(Goal) Could you copy every line of the material below verbatim, changing nothing?

(Source material)
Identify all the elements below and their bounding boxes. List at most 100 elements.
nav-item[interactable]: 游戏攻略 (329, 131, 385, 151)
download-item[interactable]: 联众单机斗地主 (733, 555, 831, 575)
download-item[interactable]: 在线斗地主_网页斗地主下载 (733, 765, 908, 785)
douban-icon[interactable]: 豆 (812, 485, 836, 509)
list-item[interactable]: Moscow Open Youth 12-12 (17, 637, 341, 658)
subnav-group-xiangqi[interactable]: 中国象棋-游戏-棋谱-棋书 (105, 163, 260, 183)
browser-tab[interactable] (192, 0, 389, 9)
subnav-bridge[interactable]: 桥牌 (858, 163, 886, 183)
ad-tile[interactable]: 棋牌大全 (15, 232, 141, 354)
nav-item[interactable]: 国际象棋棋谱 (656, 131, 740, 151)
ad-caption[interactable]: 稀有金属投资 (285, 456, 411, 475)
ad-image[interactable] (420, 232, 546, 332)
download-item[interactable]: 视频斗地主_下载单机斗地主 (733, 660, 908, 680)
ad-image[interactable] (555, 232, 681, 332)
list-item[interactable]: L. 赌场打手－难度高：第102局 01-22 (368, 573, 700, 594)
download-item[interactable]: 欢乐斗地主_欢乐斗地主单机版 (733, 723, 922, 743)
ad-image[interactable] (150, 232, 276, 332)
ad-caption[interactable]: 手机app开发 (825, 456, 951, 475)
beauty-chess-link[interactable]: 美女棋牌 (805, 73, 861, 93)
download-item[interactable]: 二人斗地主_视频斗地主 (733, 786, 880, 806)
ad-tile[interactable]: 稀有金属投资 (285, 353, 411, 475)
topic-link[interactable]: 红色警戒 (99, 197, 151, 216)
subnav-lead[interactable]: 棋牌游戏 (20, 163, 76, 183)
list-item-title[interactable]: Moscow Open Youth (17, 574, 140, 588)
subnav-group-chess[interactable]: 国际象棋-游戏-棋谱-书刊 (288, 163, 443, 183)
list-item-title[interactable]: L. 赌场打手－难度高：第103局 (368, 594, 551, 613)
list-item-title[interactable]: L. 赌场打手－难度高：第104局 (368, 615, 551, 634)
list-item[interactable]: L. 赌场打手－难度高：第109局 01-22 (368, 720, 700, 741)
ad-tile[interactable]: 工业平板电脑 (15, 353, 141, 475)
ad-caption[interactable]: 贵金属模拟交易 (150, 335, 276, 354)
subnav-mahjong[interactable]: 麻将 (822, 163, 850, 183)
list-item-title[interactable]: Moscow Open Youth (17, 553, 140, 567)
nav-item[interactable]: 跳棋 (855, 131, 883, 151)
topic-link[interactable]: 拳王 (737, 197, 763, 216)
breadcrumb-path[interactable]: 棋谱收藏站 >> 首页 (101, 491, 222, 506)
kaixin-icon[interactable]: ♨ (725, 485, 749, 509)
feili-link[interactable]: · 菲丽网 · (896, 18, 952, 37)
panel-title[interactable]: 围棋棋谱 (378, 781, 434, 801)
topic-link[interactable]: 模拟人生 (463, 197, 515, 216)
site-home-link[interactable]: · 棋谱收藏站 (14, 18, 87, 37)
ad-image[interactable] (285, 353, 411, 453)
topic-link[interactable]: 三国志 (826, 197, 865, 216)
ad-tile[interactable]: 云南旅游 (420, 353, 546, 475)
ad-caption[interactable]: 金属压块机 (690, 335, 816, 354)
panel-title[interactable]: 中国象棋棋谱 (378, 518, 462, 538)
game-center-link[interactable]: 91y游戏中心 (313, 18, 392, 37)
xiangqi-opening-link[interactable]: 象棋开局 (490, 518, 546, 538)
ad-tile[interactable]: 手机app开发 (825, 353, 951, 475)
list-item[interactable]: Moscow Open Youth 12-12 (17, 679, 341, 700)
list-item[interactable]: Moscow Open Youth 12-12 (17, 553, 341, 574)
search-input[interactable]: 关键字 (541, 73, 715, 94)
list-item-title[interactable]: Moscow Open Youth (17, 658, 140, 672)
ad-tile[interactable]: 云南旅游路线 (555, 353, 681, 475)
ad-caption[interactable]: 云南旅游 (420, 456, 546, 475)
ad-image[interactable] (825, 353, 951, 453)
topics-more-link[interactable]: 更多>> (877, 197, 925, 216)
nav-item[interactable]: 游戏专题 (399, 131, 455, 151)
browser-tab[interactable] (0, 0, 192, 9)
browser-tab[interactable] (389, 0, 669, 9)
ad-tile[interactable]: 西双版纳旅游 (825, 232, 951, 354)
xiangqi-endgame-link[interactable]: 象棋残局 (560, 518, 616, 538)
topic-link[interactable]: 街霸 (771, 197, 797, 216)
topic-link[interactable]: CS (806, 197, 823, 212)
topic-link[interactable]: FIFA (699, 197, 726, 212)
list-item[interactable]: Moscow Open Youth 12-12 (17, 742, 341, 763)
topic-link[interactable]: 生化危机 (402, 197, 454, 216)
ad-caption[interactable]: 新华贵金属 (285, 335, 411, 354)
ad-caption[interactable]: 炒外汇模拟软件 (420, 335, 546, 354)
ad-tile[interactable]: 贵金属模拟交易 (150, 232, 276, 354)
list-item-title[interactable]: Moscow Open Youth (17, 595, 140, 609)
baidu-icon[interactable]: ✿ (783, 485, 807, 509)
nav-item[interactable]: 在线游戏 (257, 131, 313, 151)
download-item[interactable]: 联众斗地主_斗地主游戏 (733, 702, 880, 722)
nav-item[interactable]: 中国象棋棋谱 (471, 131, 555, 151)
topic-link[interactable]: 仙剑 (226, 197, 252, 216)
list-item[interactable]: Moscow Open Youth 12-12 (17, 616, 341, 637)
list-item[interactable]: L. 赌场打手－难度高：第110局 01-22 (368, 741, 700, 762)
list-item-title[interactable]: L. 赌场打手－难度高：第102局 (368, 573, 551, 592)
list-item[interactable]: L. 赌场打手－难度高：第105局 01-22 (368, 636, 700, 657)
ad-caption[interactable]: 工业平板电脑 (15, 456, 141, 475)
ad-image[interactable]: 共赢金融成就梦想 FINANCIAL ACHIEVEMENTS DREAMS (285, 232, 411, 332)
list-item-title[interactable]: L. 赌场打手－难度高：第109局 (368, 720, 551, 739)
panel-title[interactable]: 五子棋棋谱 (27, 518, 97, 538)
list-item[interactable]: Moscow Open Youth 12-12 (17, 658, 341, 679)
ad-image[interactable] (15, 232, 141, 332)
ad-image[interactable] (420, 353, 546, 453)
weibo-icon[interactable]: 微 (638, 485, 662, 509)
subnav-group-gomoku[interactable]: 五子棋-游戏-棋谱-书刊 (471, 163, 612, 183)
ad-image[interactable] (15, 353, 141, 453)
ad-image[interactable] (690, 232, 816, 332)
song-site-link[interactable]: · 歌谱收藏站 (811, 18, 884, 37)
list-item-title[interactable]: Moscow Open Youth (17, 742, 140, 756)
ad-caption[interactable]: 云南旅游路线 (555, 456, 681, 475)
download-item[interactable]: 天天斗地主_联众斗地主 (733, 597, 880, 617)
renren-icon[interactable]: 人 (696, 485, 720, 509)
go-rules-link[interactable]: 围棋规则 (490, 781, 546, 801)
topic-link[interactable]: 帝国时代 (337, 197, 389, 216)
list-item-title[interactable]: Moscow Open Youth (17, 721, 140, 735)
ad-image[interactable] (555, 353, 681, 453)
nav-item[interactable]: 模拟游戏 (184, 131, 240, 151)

(Answer below)
Identify all the elements below and their bounding boxes. List at most 100 elements.
nav-item[interactable]: 游戏攻略 (329, 131, 385, 151)
download-item[interactable]: 联众单机斗地主 (733, 555, 831, 575)
download-item[interactable]: 在线斗地主_网页斗地主下载 (733, 765, 908, 785)
douban-icon[interactable]: 豆 (812, 485, 836, 509)
list-item[interactable]: Moscow Open Youth 12-12 (17, 637, 341, 658)
subnav-group-xiangqi[interactable]: 中国象棋-游戏-棋谱-棋书 (105, 163, 260, 183)
browser-tab[interactable] (192, 0, 389, 9)
subnav-bridge[interactable]: 桥牌 (858, 163, 886, 183)
ad-tile[interactable]: 棋牌大全 (15, 232, 141, 354)
nav-item[interactable]: 国际象棋棋谱 (656, 131, 740, 151)
ad-caption[interactable]: 稀有金属投资 (285, 456, 411, 475)
ad-image[interactable] (420, 232, 546, 332)
download-item[interactable]: 视频斗地主_下载单机斗地主 (733, 660, 908, 680)
ad-image[interactable] (555, 232, 681, 332)
list-item[interactable]: L. 赌场打手－难度高：第102局 01-22 (368, 573, 700, 594)
download-item[interactable]: 欢乐斗地主_欢乐斗地主单机版 (733, 723, 922, 743)
ad-image[interactable] (150, 232, 276, 332)
ad-caption[interactable]: 手机app开发 (825, 456, 951, 475)
beauty-chess-link[interactable]: 美女棋牌 (805, 73, 861, 93)
download-item[interactable]: 二人斗地主_视频斗地主 (733, 786, 880, 806)
ad-tile[interactable]: 稀有金属投资 (285, 353, 411, 475)
topic-link[interactable]: 红色警戒 (99, 197, 151, 216)
subnav-lead[interactable]: 棋牌游戏 (20, 163, 76, 183)
list-item-title[interactable]: Moscow Open Youth (17, 574, 140, 588)
subnav-group-chess[interactable]: 国际象棋-游戏-棋谱-书刊 (288, 163, 443, 183)
list-item-title[interactable]: L. 赌场打手－难度高：第103局 (368, 594, 551, 613)
list-item-title[interactable]: L. 赌场打手－难度高：第104局 (368, 615, 551, 634)
list-item[interactable]: L. 赌场打手－难度高：第109局 01-22 (368, 720, 700, 741)
ad-tile[interactable]: 工业平板电脑 (15, 353, 141, 475)
ad-caption[interactable]: 贵金属模拟交易 (150, 335, 276, 354)
subnav-mahjong[interactable]: 麻将 (822, 163, 850, 183)
list-item-title[interactable]: Moscow Open Youth (17, 553, 140, 567)
nav-item[interactable]: 跳棋 (855, 131, 883, 151)
topic-link[interactable]: 拳王 (737, 197, 763, 216)
breadcrumb-path[interactable]: 棋谱收藏站 >> 首页 (101, 491, 222, 506)
kaixin-icon[interactable]: ♨ (725, 485, 749, 509)
feili-link[interactable]: · 菲丽网 · (896, 18, 952, 37)
panel-title[interactable]: 围棋棋谱 (378, 781, 434, 801)
topic-link[interactable]: 模拟人生 (463, 197, 515, 216)
site-home-link[interactable]: · 棋谱收藏站 (14, 18, 87, 37)
ad-image[interactable] (285, 353, 411, 453)
topic-link[interactable]: 三国志 (826, 197, 865, 216)
ad-tile[interactable]: 云南旅游 (420, 353, 546, 475)
ad-caption[interactable]: 金属压块机 (690, 335, 816, 354)
panel-title[interactable]: 中国象棋棋谱 (378, 518, 462, 538)
game-center-link[interactable]: 91y游戏中心 (313, 18, 392, 37)
xiangqi-opening-link[interactable]: 象棋开局 (490, 518, 546, 538)
ad-tile[interactable]: 手机app开发 (825, 353, 951, 475)
list-item[interactable]: Moscow Open Youth 12-12 (17, 679, 341, 700)
list-item[interactable]: Moscow Open Youth 12-12 (17, 553, 341, 574)
search-input[interactable]: 关键字 (541, 73, 715, 94)
list-item-title[interactable]: Moscow Open Youth (17, 658, 140, 672)
ad-tile[interactable]: 云南旅游路线 (555, 353, 681, 475)
ad-caption[interactable]: 云南旅游 (420, 456, 546, 475)
ad-image[interactable] (825, 353, 951, 453)
topics-more-link[interactable]: 更多>> (877, 197, 925, 216)
nav-item[interactable]: 游戏专题 (399, 131, 455, 151)
browser-tab[interactable] (0, 0, 192, 9)
browser-tab[interactable] (389, 0, 669, 9)
ad-tile[interactable]: 西双版纳旅游 (825, 232, 951, 354)
xiangqi-endgame-link[interactable]: 象棋残局 (560, 518, 616, 538)
topic-link[interactable]: 街霸 (771, 197, 797, 216)
topic-link[interactable]: CS (806, 197, 823, 212)
topic-link[interactable]: FIFA (699, 197, 726, 212)
list-item[interactable]: Moscow Open Youth 12-12 (17, 742, 341, 763)
topic-link[interactable]: 生化危机 (402, 197, 454, 216)
ad-caption[interactable]: 新华贵金属 (285, 335, 411, 354)
ad-caption[interactable]: 炒外汇模拟软件 (420, 335, 546, 354)
ad-tile[interactable]: 贵金属模拟交易 (150, 232, 276, 354)
list-item-title[interactable]: Moscow Open Youth (17, 595, 140, 609)
baidu-icon[interactable]: ✿ (783, 485, 807, 509)
nav-item[interactable]: 在线游戏 (257, 131, 313, 151)
download-item[interactable]: 联众斗地主_斗地主游戏 (733, 702, 880, 722)
nav-item[interactable]: 中国象棋棋谱 (471, 131, 555, 151)
topic-link[interactable]: 仙剑 (226, 197, 252, 216)
list-item[interactable]: Moscow Open Youth 12-12 (17, 616, 341, 637)
list-item[interactable]: L. 赌场打手－难度高：第110局 01-22 (368, 741, 700, 762)
list-item-title[interactable]: L. 赌场打手－难度高：第102局 (368, 573, 551, 592)
list-item[interactable]: L. 赌场打手－难度高：第105局 01-22 (368, 636, 700, 657)
ad-caption[interactable]: 工业平板电脑 (15, 456, 141, 475)
ad-image[interactable]: 共赢金融成就梦想 FINANCIAL ACHIEVEMENTS DREAMS (285, 232, 411, 332)
list-item-title[interactable]: L. 赌场打手－难度高：第109局 (368, 720, 551, 739)
panel-title[interactable]: 五子棋棋谱 (27, 518, 97, 538)
list-item[interactable]: Moscow Open Youth 12-12 (17, 658, 341, 679)
ad-image[interactable] (15, 232, 141, 332)
ad-image[interactable] (420, 353, 546, 453)
weibo-icon[interactable]: 微 (638, 485, 662, 509)
subnav-group-gomoku[interactable]: 五子棋-游戏-棋谱-书刊 (471, 163, 612, 183)
ad-image[interactable] (15, 353, 141, 453)
ad-image[interactable] (690, 232, 816, 332)
song-site-link[interactable]: · 歌谱收藏站 (811, 18, 884, 37)
list-item-title[interactable]: Moscow Open Youth (17, 742, 140, 756)
ad-caption[interactable]: 云南旅游路线 (555, 456, 681, 475)
download-item[interactable]: 天天斗地主_联众斗地主 (733, 597, 880, 617)
renren-icon[interactable]: 人 (696, 485, 720, 509)
go-rules-link[interactable]: 围棋规则 (490, 781, 546, 801)
topic-link[interactable]: 帝国时代 (337, 197, 389, 216)
list-item-title[interactable]: Moscow Open Youth (17, 721, 140, 735)
ad-image[interactable] (555, 353, 681, 453)
nav-item[interactable]: 模拟游戏 (184, 131, 240, 151)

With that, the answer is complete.